++++ Record list

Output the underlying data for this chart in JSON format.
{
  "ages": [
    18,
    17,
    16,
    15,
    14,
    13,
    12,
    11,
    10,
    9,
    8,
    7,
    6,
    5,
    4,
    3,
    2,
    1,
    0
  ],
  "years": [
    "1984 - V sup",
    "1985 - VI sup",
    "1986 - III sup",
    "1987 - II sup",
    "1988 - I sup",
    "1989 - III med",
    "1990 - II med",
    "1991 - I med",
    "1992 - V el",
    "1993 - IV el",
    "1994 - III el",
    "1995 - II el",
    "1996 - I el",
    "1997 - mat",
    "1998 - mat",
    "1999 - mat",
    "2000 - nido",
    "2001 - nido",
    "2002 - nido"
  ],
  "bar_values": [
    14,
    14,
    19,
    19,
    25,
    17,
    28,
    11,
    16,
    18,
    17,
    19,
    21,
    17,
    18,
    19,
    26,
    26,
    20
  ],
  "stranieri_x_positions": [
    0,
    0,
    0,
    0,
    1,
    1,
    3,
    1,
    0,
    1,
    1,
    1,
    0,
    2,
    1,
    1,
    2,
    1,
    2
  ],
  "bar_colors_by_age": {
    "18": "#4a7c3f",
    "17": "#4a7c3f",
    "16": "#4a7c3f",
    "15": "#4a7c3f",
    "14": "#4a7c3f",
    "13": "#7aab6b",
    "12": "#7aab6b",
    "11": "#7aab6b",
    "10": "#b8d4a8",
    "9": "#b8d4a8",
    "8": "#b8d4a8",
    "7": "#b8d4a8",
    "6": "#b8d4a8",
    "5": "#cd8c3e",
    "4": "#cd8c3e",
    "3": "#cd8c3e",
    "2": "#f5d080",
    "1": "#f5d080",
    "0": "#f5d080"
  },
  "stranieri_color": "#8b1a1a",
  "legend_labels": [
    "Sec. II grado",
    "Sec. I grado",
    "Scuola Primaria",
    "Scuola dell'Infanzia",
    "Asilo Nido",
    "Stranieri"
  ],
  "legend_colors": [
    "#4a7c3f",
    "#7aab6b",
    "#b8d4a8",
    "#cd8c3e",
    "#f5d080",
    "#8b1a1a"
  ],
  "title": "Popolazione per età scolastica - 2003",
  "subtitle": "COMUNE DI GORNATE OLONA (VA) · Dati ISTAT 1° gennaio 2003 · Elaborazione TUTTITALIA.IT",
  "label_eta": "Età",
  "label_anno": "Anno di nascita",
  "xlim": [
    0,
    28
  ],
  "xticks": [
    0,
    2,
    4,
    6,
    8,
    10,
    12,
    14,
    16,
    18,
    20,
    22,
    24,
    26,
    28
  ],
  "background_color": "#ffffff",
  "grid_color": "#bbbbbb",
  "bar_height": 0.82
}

++++++++

__Instruction__. All of the material above needs to be retyped word for word.

__Expected answer__.
Output the underlying data for this chart in JSON format.
{
  "ages": [
    18,
    17,
    16,
    15,
    14,
    13,
    12,
    11,
    10,
    9,
    8,
    7,
    6,
    5,
    4,
    3,
    2,
    1,
    0
  ],
  "years": [
    "1984 - V sup",
    "1985 - VI sup",
    "1986 - III sup",
    "1987 - II sup",
    "1988 - I sup",
    "1989 - III med",
    "1990 - II med",
    "1991 - I med",
    "1992 - V el",
    "1993 - IV el",
    "1994 - III el",
    "1995 - II el",
    "1996 - I el",
    "1997 - mat",
    "1998 - mat",
    "1999 - mat",
    "2000 - nido",
    "2001 - nido",
    "2002 - nido"
  ],
  "bar_values": [
    14,
    14,
    19,
    19,
    25,
    17,
    28,
    11,
    16,
    18,
    17,
    19,
    21,
    17,
    18,
    19,
    26,
    26,
    20
  ],
  "stranieri_x_positions": [
    0,
    0,
    0,
    0,
    1,
    1,
    3,
    1,
    0,
    1,
    1,
    1,
    0,
    2,
    1,
    1,
    2,
    1,
    2
  ],
  "bar_colors_by_age": {
    "18": "#4a7c3f",
    "17": "#4a7c3f",
    "16": "#4a7c3f",
    "15": "#4a7c3f",
    "14": "#4a7c3f",
    "13": "#7aab6b",
    "12": "#7aab6b",
    "11": "#7aab6b",
    "10": "#b8d4a8",
    "9": "#b8d4a8",
    "8": "#b8d4a8",
    "7": "#b8d4a8",
    "6": "#b8d4a8",
    "5": "#cd8c3e",
    "4": "#cd8c3e",
    "3": "#cd8c3e",
    "2": "#f5d080",
    "1": "#f5d080",
    "0": "#f5d080"
  },
  "stranieri_color": "#8b1a1a",
  "legend_labels": [
    "Sec. II grado",
    "Sec. I grado",
    "Scuola Primaria",
    "Scuola dell'Infanzia",
    "Asilo Nido",
    "Stranieri"
  ],
  "legend_colors": [
    "#4a7c3f",
    "#7aab6b",
    "#b8d4a8",
    "#cd8c3e",
    "#f5d080",
    "#8b1a1a"
  ],
  "title": "Popolazione per età scolastica - 2003",
  "subtitle": "COMUNE DI GORNATE OLONA (VA) · Dati ISTAT 1° gennaio 2003 · Elaborazione TUTTITALIA.IT",
  "label_eta": "Età",
  "label_anno": "Anno di nascita",
  "xlim": [
    0,
    28
  ],
  "xticks": [
    0,
    2,
    4,
    6,
    8,
    10,
    12,
    14,
    16,
    18,
    20,
    22,
    24,
    26,
    28
  ],
  "background_color": "#ffffff",
  "grid_color": "#bbbbbb",
  "bar_height": 0.82
}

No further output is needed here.